Direction:
Copy the entries verbatim, from the first line up to and including the line with "sidebar-item-baidu-seo[interactable]: 百度优化 —".

Region and label listings:
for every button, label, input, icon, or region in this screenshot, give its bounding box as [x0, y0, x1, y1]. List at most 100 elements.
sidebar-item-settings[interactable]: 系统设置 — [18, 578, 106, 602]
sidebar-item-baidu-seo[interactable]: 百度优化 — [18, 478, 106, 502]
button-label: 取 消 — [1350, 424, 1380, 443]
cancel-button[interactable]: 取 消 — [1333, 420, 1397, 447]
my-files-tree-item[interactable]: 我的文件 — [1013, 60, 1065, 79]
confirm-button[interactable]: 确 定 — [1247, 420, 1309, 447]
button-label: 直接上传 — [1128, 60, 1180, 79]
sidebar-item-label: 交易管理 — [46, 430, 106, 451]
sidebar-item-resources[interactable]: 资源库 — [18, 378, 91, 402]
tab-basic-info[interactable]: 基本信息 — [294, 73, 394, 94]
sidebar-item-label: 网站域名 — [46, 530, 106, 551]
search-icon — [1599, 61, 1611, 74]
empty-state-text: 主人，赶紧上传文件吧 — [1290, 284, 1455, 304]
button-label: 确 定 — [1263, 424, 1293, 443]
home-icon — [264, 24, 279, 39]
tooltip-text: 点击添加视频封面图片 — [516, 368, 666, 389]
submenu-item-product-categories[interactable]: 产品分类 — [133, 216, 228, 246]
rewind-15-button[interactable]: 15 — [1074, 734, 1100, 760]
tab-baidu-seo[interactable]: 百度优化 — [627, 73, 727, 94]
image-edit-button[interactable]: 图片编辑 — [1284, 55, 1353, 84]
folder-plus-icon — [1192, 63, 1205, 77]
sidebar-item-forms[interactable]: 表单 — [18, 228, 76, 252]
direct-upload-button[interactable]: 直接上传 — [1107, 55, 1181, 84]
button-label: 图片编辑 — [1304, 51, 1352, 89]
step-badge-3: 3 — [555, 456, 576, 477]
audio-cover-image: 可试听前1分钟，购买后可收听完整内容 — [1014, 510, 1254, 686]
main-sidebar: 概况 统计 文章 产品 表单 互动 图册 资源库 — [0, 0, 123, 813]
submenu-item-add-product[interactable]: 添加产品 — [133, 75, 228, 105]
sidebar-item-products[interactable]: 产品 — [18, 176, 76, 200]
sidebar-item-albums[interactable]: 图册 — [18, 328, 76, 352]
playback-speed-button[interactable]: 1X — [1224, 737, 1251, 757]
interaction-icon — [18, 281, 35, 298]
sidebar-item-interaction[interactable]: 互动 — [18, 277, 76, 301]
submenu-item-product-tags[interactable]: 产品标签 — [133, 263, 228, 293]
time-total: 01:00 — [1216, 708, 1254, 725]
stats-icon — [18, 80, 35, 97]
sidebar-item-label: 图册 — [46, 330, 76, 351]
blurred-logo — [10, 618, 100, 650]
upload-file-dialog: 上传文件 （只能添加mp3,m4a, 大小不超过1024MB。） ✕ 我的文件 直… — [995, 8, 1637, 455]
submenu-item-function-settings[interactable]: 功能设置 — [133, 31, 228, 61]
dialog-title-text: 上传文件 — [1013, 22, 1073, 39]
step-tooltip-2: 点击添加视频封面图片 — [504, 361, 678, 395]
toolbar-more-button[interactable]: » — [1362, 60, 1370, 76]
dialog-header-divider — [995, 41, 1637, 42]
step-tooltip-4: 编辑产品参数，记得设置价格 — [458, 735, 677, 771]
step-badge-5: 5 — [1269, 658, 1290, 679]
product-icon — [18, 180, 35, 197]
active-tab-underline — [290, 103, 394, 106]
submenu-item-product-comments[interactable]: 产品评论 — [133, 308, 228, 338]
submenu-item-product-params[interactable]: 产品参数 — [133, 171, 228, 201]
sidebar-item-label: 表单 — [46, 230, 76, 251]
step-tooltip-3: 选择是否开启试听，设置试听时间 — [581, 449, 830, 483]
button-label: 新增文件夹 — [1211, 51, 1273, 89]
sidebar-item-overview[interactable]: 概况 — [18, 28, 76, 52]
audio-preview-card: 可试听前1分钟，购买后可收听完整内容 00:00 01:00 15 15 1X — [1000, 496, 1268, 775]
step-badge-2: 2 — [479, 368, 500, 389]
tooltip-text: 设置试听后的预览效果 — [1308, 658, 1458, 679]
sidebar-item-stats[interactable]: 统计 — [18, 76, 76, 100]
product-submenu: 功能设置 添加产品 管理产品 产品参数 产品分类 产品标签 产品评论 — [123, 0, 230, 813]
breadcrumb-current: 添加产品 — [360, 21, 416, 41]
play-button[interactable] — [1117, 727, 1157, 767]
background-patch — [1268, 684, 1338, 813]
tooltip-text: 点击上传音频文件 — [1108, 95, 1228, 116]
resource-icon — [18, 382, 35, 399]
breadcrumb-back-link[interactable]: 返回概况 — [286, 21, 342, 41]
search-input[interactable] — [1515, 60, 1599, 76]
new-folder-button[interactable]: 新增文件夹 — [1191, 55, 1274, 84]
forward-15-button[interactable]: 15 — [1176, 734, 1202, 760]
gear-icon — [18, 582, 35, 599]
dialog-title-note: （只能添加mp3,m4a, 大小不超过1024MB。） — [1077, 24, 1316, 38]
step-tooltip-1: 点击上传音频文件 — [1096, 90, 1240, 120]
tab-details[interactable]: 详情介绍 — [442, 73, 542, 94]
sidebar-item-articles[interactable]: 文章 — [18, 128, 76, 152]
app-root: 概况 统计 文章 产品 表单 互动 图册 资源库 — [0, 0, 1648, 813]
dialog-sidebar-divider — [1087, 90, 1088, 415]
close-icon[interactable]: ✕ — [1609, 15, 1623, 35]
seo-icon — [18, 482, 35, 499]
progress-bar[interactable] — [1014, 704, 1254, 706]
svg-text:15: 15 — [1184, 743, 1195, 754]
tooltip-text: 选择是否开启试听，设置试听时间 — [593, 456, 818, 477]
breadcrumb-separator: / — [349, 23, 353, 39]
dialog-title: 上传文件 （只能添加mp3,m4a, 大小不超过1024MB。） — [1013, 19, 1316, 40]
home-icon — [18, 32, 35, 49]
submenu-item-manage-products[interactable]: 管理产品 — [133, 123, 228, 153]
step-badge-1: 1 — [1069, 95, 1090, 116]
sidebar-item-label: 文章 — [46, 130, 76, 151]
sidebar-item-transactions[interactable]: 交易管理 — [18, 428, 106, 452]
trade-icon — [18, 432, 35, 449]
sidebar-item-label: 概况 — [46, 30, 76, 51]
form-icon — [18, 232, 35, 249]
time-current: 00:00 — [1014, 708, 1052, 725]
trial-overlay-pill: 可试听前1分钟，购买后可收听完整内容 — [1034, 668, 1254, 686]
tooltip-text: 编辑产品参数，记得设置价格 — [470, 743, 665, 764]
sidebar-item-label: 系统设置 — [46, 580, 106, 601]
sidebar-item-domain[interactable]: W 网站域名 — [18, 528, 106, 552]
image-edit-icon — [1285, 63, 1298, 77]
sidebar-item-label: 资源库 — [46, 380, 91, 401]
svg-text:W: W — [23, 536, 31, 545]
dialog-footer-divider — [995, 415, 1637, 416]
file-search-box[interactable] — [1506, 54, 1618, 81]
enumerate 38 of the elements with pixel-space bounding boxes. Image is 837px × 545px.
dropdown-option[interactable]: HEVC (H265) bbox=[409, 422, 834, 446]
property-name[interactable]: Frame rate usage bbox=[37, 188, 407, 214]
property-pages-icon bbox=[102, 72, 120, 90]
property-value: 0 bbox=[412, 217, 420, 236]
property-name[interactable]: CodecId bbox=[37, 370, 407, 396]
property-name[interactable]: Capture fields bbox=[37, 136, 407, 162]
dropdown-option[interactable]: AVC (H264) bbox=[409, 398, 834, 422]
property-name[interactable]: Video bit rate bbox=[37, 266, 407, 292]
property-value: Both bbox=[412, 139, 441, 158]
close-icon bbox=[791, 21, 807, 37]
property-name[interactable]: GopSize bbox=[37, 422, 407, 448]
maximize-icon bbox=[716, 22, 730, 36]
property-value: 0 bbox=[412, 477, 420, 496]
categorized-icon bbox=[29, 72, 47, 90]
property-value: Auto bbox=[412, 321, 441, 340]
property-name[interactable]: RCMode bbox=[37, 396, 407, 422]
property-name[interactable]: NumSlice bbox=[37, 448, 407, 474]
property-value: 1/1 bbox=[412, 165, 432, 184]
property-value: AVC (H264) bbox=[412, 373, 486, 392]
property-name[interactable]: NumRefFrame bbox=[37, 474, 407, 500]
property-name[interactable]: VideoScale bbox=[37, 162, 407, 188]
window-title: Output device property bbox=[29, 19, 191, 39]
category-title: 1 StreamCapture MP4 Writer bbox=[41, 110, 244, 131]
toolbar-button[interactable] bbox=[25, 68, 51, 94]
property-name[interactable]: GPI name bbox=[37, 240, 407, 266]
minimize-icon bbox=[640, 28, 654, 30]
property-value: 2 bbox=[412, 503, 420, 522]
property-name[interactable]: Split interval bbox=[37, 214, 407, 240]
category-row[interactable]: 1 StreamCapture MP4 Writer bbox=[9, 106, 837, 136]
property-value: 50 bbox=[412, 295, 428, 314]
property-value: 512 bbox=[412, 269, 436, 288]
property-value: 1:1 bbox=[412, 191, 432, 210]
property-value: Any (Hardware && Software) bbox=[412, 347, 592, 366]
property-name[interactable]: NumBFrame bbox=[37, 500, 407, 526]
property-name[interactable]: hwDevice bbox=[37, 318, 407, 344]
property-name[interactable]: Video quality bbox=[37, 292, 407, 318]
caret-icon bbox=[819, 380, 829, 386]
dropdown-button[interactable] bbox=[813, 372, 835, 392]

Worked solution:
for every button, label, input, icon, or region in this screenshot, give its bounding box as [x0, y0, x1, y1]. List at most 100 elements.
sidebar-item-settings[interactable]: 系统设置 — [18, 578, 106, 602]
sidebar-item-baidu-seo[interactable]: 百度优化 — [18, 478, 106, 502]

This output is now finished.